■ **Consigne donnée A**
Recopiez à l'identique les enregistrements, depuis leur première ligne jusqu'à la ligne contenant "card-line: る方法」である <box>1404", celle-ci comprise.

■ **Passage fourni**
* * * * *
Écoutez la lecture du poème faite par Danièle Lebrun

J'aime l'araignée et j'aime l'ortie,
Parce qu'on les hait ;
Et que rien n'exauce et que tout châtie
Leur morne souhait ;

Parce qu'elles sont maudites, chétives,
Noirs êtres rampants ;
Parce qu'elles sont les tristes captives
De leur guet-apens ;

Parce qu'elles sont prises dans leur œuvre ;
Ô sort ! fatals nœuds !
Parce que l'ortie est une couleuvre,
L'araignée un gueux ;

Parce qu'elles ont l'ombre des abîmes,
Parce qu'on les fuit,
Parce qu'elles sont toutes deux victimes
De la sombre nuit...

Passants, faites grâce à la plante obscure,
Au pauvre animal.
Plaignez la laideur, plaignez la piqûre,
Oh ! plaignez le mal !

Il n'est rien qui n'ait sa mélancolie ;
Tout veut un baiser.
Dans leur fauve horreur, pour peu qu'on oublie
De les écraser,

Pour peu qu'on leur jette un œil moins superbe,
Tout bas, loin du jour,
La vilaine bête et la mauvaise herbe
Murmurent : Amour !

Juillet 1842.

signature de Hugo

Les Contemplations, Autrefois, Livre troisième, XXVII, 1856

Introduction

Les Contemplations sont, de l’aveu de l’auteur et bien qu’il trouve l’expression quelque peu prétentieuse, « les Mémoires d’une âme ». C’est un ouvrage poétique à la dimension incontestablement autobiographique divisé en deux parties — Autrefois et Aujourd’hui — dont le centre est celui d’un tombeau, celui de la fille du poète Léopoldine, morte le 4 septembre 1843.

Chaque partie est composée de trois livres, et le poème que nous allons analyser se trouve à la fin du troisième (« Les luttes et les rêves ») de la première partie qui relate la misère sociale dont le poète est témoin (pensez à « Melancholia » par exemple).

C’est un poème constitué de sept quatrains alternant décasyllabes et pentasyllabes et qui exprime un amour surprenant pour des êtres incarnant la figure du réprouvé : l’araignée et l’ortie.

Deux mouvements peuvent être identifiés : les quatre premières strophes disent cet amour et énoncent de façon anaphorique les multiples raisons de cet amour (« parce que » est répété huit fois). Les deux dernières sont une invitation à partager cet amour qui se trouve être à la fois le premier mot (si l’on excepte le maigre « j’ ») et le dernier.
* * * * *
■ **Jeu de données**
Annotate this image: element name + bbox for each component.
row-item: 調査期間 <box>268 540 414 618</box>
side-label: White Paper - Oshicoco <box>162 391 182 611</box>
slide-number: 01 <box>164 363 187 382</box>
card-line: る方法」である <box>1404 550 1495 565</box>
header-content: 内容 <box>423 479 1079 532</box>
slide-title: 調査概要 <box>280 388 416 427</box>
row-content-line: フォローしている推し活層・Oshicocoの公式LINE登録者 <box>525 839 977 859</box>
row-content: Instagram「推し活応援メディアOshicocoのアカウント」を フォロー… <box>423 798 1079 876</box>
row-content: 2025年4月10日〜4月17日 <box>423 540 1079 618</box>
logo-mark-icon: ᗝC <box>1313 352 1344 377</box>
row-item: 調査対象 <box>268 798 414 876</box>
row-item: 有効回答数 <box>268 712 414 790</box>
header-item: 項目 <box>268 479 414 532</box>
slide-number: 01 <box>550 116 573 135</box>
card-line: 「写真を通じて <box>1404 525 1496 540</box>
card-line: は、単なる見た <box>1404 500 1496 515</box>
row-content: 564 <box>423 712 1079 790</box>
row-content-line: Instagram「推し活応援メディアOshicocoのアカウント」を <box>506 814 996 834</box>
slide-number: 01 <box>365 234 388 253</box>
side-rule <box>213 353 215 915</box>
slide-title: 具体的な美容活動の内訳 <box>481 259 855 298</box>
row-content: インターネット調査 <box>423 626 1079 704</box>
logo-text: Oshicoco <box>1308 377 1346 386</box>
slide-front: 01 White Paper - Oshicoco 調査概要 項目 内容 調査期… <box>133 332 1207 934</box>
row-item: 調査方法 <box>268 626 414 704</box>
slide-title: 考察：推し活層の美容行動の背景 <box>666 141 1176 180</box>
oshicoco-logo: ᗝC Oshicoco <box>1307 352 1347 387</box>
* * * * *
■ **Consigne donnée B**
Selon le passage fourni sur Les Contemplations, à quelle date Léopoldine, la fille du poète, est-elle morte ?

■ **Sortie complète A**
Annotate this image: element name + bbox for each component.
row-item: 調査期間 <box>268 540 414 618</box>
side-label: White Paper - Oshicoco <box>162 391 182 611</box>
slide-number: 01 <box>164 363 187 382</box>
card-line: る方法」である <box>1404 550 1495 565</box>

■ **Sortie complète B**
Le 4 septembre 1843.